[Items from a dataset]
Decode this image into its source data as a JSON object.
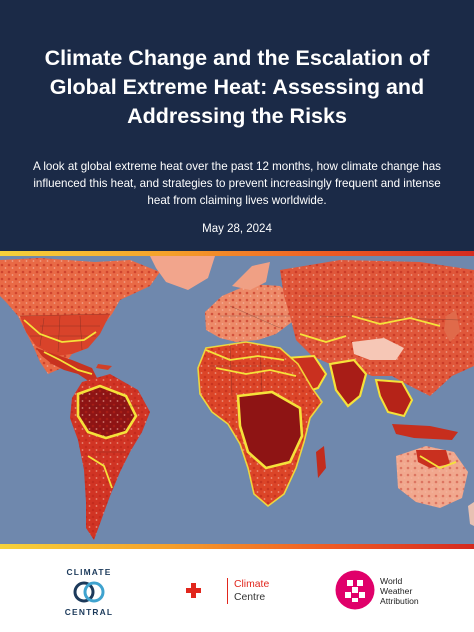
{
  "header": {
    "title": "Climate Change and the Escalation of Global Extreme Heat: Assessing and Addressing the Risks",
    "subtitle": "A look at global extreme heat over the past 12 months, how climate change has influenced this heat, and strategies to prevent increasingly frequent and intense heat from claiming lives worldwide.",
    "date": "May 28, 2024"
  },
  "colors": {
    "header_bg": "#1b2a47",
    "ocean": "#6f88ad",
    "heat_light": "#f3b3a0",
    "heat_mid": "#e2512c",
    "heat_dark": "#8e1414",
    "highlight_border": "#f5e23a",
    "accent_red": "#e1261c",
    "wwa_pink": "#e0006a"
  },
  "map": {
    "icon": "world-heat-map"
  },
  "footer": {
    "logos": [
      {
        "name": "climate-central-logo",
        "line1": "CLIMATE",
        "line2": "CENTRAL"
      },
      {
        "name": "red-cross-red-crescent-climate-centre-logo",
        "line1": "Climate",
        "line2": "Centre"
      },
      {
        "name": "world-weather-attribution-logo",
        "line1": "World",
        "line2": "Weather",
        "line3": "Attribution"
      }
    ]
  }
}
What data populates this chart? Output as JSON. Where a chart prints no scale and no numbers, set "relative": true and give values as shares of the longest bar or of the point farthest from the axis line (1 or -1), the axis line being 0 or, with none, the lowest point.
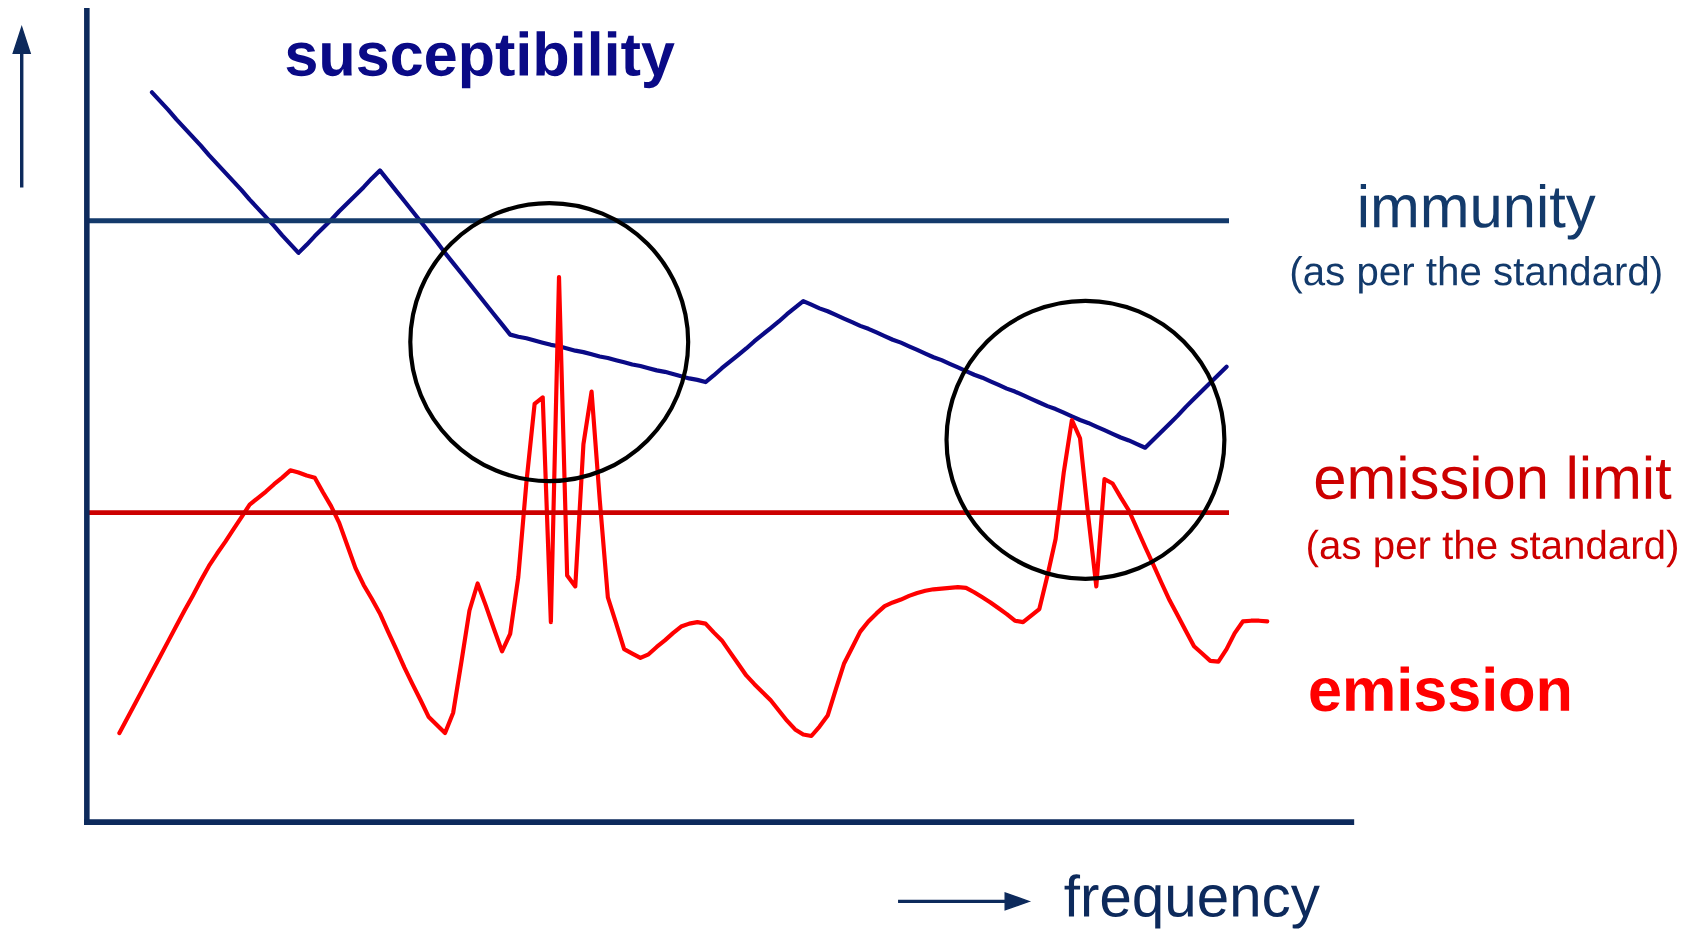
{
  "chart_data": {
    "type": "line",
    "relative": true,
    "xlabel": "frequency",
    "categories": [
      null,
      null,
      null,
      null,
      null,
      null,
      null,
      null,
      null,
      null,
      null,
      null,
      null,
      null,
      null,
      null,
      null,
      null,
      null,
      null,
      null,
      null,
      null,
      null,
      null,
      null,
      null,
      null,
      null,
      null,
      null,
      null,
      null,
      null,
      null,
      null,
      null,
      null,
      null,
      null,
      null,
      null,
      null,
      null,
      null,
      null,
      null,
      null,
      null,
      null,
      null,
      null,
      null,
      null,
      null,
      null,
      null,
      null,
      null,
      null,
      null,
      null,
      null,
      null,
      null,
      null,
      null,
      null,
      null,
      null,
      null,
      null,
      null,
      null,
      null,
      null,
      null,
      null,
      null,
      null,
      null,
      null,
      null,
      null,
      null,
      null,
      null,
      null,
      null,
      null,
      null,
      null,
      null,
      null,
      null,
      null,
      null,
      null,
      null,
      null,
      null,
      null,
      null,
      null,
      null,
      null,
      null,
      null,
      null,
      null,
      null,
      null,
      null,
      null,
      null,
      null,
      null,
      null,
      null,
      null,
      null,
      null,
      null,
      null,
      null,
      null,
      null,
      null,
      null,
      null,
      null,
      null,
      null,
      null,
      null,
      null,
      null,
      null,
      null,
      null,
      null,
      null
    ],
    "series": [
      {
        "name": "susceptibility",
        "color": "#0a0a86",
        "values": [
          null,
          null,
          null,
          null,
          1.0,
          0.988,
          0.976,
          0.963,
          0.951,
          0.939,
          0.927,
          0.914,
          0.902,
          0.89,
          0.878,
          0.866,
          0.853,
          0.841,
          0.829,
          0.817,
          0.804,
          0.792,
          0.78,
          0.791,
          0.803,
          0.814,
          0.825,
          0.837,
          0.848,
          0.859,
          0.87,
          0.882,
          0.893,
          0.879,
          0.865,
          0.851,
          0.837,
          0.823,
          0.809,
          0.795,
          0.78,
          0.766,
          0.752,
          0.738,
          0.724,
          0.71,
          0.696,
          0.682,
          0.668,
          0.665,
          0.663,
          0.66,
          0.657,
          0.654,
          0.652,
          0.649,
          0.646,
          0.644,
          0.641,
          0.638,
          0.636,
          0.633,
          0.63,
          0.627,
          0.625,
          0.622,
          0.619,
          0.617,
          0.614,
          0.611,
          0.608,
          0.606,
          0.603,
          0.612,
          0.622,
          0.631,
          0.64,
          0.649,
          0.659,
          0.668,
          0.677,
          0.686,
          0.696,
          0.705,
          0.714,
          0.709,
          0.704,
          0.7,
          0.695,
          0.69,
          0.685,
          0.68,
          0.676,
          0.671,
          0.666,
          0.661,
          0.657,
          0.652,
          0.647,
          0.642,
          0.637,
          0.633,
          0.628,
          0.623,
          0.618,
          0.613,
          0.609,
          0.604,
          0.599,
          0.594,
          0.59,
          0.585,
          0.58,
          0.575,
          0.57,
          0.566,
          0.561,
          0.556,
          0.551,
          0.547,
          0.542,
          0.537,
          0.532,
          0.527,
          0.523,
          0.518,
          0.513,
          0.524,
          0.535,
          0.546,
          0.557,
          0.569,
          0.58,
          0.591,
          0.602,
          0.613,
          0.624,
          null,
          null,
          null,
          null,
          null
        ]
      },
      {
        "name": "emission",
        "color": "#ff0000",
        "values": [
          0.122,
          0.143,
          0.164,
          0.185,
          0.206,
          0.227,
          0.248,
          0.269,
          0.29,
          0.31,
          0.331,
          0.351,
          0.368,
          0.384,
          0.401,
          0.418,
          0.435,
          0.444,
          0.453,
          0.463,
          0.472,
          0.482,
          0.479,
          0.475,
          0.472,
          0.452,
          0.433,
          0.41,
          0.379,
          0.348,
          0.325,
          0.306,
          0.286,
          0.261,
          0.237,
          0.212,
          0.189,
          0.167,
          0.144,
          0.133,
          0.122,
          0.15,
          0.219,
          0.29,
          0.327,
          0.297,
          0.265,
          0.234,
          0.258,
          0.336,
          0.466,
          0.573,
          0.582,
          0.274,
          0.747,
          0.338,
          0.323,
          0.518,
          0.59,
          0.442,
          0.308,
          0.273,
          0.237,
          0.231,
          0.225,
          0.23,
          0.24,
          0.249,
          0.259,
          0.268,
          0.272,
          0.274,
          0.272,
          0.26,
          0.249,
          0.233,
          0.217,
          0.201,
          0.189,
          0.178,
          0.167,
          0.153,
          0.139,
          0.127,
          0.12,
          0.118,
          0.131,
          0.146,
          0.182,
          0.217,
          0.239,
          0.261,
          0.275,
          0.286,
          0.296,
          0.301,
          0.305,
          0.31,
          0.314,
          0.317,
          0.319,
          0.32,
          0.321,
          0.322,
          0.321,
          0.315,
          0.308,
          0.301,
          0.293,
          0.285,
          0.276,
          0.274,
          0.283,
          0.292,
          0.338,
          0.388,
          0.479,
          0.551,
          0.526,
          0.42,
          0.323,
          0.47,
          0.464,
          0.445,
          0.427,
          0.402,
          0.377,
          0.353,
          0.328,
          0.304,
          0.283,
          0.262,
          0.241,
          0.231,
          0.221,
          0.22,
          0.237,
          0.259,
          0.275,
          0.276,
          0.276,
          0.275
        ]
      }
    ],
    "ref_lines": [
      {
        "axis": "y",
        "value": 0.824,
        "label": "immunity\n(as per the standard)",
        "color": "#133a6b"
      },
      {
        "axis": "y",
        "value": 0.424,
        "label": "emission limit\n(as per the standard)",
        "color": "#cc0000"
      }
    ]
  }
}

==

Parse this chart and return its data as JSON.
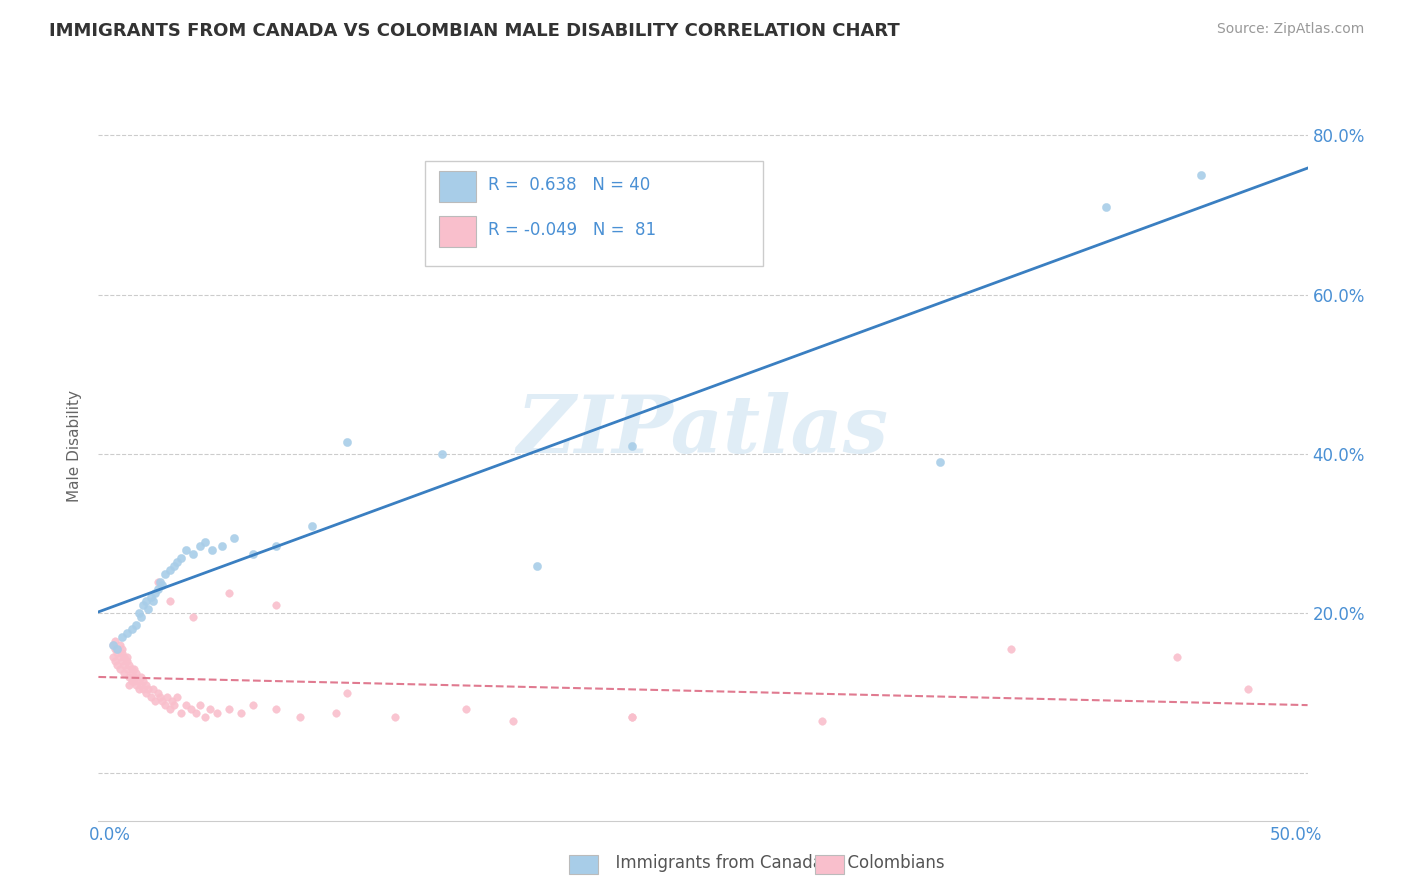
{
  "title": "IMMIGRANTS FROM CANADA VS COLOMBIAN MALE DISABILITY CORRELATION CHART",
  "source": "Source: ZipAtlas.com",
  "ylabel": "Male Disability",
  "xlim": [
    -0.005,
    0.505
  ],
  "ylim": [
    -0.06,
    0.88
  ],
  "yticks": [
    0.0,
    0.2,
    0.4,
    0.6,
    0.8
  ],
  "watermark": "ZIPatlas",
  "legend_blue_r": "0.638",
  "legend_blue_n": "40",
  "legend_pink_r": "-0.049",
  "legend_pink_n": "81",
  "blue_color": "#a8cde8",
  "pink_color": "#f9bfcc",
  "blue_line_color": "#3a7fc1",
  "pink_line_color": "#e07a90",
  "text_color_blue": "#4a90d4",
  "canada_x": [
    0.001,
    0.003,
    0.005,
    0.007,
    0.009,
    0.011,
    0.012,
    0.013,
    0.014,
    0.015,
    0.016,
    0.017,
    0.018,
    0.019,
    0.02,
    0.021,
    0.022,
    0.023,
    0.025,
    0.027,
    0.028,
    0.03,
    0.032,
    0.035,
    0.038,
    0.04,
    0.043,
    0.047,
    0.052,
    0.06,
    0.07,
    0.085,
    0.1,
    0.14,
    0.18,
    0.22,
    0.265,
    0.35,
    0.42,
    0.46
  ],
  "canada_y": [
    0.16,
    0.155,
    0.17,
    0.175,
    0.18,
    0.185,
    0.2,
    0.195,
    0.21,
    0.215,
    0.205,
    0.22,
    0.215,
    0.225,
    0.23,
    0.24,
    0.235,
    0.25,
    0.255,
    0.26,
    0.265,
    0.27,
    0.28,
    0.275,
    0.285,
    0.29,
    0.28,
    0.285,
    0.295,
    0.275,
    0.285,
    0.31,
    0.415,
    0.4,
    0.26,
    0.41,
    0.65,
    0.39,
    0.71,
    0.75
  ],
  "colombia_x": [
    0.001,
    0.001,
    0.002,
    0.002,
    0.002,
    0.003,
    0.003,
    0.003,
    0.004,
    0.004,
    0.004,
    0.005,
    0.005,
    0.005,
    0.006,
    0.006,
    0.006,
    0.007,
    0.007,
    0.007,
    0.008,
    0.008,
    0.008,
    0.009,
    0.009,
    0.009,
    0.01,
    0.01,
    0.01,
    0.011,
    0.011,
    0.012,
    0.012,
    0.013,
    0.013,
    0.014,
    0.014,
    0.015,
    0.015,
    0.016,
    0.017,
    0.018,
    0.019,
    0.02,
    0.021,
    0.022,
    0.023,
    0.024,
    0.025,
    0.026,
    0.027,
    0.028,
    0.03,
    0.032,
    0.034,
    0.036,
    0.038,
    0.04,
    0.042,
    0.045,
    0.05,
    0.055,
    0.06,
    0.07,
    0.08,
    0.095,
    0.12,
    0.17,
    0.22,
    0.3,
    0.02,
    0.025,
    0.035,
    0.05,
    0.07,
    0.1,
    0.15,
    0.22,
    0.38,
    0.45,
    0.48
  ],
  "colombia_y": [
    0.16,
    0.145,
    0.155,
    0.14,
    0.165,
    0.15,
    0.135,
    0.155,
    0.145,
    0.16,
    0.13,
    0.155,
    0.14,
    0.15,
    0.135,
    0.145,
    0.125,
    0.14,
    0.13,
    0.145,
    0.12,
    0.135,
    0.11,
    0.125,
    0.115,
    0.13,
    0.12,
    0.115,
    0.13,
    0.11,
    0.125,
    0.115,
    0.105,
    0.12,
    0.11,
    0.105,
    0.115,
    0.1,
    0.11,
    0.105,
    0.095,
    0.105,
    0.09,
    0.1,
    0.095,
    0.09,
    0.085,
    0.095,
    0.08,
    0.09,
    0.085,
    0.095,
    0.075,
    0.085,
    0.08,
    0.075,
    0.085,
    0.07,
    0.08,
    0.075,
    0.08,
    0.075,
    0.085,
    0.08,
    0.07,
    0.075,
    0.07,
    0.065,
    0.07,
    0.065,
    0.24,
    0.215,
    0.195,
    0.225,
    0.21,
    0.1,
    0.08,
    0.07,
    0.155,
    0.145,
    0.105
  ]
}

#### GIVEN PROBLEM:
Answer with one number: how many lines of the entries above include the word "name".

#### OUTPUT OF THE EXERCISE:
5